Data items
★ ★ ★
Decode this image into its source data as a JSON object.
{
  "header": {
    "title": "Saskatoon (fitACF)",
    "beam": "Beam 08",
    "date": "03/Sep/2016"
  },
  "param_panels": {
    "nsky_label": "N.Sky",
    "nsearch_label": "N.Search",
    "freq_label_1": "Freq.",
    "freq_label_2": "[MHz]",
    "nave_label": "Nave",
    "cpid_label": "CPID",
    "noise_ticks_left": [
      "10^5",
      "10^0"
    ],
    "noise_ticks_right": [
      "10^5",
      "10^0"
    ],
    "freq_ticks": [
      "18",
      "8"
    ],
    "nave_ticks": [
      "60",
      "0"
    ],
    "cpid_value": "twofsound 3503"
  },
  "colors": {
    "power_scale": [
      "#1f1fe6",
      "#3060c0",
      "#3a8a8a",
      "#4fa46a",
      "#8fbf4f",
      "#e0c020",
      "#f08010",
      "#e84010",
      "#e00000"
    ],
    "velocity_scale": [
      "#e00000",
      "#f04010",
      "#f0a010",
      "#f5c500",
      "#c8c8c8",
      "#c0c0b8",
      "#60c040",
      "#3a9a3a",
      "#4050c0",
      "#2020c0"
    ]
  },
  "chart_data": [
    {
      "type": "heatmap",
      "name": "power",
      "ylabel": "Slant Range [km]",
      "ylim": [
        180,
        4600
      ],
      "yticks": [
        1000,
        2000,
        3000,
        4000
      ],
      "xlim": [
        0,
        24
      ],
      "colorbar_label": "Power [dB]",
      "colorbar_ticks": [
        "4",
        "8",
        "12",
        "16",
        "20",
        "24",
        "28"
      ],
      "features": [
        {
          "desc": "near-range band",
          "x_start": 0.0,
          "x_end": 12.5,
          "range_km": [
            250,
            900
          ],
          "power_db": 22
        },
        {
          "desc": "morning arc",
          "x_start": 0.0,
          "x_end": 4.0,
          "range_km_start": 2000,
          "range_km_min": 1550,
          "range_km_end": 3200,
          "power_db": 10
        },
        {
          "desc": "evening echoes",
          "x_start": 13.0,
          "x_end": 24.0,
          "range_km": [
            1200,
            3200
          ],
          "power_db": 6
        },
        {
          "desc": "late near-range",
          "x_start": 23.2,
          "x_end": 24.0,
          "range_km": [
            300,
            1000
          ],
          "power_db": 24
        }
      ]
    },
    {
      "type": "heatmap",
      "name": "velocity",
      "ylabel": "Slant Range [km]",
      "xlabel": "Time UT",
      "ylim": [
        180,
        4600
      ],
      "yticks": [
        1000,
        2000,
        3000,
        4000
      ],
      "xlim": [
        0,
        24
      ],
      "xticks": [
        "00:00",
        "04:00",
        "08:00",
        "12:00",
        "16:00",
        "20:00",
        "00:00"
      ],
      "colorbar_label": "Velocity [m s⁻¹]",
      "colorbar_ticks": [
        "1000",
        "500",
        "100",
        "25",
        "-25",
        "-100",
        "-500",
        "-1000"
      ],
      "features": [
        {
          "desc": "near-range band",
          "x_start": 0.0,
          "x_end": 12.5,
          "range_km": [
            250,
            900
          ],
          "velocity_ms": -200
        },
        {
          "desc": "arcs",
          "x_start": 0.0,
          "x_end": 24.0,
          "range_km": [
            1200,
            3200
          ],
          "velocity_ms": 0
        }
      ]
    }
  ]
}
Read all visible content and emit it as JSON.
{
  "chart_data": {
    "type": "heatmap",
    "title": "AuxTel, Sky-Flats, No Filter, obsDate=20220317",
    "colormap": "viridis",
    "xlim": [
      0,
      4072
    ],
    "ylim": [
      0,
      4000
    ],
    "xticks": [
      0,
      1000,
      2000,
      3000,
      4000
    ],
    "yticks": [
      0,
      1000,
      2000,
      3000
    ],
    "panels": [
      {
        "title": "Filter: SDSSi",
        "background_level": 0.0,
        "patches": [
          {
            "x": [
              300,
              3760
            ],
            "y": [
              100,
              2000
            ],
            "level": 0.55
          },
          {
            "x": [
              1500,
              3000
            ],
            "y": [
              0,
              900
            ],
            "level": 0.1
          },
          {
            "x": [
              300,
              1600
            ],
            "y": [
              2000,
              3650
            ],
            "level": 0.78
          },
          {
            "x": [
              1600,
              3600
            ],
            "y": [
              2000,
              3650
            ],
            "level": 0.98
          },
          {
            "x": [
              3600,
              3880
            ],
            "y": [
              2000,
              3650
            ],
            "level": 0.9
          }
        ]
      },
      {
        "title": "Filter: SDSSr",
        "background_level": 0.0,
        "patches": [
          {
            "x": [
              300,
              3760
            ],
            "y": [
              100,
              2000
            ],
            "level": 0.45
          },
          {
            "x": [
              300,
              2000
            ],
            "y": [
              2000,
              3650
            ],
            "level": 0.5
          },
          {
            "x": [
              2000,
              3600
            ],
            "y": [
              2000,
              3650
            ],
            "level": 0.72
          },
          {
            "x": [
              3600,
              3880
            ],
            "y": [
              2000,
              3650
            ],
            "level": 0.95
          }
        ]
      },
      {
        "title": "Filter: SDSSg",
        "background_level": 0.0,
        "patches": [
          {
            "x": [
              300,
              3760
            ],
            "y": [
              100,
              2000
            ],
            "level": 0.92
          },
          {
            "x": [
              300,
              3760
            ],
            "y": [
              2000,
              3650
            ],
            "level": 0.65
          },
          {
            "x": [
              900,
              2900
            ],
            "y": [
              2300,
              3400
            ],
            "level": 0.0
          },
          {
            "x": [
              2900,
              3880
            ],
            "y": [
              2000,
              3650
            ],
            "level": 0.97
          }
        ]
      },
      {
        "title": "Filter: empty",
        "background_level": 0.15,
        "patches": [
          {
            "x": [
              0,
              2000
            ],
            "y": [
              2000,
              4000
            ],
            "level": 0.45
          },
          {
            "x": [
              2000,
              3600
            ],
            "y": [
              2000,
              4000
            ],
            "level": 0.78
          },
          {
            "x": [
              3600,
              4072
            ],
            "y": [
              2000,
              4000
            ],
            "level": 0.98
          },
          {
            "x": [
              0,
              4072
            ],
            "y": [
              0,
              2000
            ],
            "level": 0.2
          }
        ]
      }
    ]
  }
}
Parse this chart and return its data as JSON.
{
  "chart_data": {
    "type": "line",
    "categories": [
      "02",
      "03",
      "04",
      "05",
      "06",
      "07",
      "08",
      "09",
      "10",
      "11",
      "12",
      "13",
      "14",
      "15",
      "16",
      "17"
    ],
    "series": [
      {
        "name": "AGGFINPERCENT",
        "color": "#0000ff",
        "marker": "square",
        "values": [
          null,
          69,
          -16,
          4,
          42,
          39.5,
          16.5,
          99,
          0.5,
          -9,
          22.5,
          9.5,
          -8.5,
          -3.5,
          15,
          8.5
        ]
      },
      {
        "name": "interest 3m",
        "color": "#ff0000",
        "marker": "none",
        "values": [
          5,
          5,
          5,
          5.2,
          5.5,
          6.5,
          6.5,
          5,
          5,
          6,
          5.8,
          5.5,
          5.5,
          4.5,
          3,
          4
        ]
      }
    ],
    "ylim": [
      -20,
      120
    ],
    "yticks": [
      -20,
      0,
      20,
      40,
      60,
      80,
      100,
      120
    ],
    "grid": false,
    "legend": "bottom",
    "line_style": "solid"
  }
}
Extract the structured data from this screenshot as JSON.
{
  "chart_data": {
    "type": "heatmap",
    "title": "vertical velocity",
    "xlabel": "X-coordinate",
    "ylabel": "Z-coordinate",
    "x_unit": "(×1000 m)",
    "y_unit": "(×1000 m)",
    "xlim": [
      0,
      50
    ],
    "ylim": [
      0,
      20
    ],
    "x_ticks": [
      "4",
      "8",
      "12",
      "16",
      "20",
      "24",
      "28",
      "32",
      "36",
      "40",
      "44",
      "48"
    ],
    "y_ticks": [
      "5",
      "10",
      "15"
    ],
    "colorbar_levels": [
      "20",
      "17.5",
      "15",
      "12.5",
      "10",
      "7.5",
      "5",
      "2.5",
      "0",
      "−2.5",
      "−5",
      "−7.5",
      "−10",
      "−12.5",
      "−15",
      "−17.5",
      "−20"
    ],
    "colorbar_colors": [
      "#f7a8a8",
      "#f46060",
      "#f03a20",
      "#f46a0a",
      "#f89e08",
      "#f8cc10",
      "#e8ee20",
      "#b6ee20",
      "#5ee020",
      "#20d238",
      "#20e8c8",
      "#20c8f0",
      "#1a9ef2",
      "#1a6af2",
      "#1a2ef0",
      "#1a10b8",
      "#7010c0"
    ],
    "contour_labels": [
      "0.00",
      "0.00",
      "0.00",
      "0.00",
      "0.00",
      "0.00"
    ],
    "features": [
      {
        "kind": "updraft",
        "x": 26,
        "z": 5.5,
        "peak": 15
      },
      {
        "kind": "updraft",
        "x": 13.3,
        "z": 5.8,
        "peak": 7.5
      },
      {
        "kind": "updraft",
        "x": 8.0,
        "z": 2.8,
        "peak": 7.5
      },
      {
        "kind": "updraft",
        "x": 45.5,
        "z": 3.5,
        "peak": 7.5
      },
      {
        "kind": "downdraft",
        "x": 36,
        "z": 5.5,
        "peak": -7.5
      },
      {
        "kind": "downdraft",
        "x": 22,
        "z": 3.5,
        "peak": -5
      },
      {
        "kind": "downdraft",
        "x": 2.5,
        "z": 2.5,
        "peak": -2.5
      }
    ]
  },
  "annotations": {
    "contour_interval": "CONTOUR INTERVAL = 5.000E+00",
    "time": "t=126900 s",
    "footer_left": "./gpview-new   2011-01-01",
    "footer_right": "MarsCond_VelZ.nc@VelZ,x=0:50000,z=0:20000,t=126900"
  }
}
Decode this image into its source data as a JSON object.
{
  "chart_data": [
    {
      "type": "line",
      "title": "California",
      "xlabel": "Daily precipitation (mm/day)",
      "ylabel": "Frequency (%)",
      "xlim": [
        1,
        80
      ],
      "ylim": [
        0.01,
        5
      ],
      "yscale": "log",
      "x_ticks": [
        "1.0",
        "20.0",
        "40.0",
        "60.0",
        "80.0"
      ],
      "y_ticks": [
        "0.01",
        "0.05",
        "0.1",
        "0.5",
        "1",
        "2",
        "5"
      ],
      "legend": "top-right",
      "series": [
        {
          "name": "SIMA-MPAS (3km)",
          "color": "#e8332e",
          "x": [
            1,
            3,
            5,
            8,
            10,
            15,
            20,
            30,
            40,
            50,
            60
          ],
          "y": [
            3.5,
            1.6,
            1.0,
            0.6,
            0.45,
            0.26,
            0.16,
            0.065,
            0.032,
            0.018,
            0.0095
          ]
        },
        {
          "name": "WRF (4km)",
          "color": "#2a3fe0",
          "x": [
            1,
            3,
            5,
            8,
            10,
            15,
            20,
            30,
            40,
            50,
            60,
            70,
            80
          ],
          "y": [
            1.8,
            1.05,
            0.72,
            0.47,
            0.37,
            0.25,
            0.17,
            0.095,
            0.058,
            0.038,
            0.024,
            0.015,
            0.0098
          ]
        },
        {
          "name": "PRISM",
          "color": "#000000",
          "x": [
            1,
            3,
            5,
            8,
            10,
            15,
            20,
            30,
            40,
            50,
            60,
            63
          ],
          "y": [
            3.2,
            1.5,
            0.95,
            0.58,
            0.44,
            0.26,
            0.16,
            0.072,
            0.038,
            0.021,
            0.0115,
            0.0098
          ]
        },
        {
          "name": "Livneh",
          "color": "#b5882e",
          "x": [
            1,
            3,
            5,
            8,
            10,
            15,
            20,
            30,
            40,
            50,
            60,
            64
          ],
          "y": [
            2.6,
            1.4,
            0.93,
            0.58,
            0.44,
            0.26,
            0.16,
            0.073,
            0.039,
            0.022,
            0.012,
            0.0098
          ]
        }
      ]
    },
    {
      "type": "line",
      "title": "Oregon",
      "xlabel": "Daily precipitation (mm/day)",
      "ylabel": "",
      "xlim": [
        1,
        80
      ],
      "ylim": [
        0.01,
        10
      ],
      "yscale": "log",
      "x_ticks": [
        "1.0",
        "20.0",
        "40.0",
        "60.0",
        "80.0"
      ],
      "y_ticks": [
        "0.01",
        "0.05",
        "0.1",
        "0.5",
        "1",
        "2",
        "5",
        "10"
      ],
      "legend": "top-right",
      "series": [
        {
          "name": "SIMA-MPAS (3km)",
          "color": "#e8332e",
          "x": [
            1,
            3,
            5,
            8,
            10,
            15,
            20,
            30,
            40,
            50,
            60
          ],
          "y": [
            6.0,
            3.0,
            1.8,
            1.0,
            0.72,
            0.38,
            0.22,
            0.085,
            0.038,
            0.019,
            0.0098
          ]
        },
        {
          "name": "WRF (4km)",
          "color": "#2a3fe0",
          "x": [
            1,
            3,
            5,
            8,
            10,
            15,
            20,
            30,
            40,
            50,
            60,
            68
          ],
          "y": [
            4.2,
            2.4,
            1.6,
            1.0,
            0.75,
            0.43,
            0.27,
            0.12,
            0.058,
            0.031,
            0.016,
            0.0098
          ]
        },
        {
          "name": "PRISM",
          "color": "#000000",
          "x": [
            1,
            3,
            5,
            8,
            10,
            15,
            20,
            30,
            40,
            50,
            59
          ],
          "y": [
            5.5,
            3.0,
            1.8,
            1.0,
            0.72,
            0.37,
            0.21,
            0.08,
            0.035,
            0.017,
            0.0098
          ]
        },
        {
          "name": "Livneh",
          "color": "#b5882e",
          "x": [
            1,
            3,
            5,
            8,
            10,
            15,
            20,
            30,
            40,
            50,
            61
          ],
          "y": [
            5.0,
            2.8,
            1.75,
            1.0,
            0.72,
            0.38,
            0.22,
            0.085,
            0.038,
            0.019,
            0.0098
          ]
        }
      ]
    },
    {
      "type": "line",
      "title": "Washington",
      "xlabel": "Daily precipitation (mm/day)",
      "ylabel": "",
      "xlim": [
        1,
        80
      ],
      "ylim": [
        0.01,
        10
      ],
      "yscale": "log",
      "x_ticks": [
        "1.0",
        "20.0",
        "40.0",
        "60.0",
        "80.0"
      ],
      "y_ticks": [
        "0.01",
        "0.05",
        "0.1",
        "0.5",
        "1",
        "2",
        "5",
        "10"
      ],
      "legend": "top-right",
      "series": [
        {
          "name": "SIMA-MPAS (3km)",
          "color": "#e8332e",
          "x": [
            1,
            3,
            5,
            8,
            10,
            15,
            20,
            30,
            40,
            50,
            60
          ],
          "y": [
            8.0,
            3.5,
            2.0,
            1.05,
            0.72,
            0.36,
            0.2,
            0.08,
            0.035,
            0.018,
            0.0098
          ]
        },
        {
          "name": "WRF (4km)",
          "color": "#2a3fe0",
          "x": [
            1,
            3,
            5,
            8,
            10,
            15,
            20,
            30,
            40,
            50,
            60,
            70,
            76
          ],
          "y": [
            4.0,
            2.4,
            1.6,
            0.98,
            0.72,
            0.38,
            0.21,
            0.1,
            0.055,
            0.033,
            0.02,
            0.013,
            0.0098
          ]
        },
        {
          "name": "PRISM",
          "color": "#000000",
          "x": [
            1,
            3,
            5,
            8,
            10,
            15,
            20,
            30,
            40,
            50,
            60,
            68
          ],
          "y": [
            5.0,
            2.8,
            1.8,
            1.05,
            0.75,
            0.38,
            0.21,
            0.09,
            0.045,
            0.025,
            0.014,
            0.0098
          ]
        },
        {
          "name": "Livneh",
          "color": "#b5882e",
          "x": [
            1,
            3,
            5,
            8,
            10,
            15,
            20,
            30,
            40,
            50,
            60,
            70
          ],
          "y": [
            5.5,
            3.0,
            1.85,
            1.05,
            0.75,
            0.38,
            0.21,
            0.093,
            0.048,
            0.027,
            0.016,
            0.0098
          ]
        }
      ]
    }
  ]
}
★ ★ ★
◆ **What you will do**
Reply with one number: the count of lines in the entries that include the word "peak".

◆ **Result**
7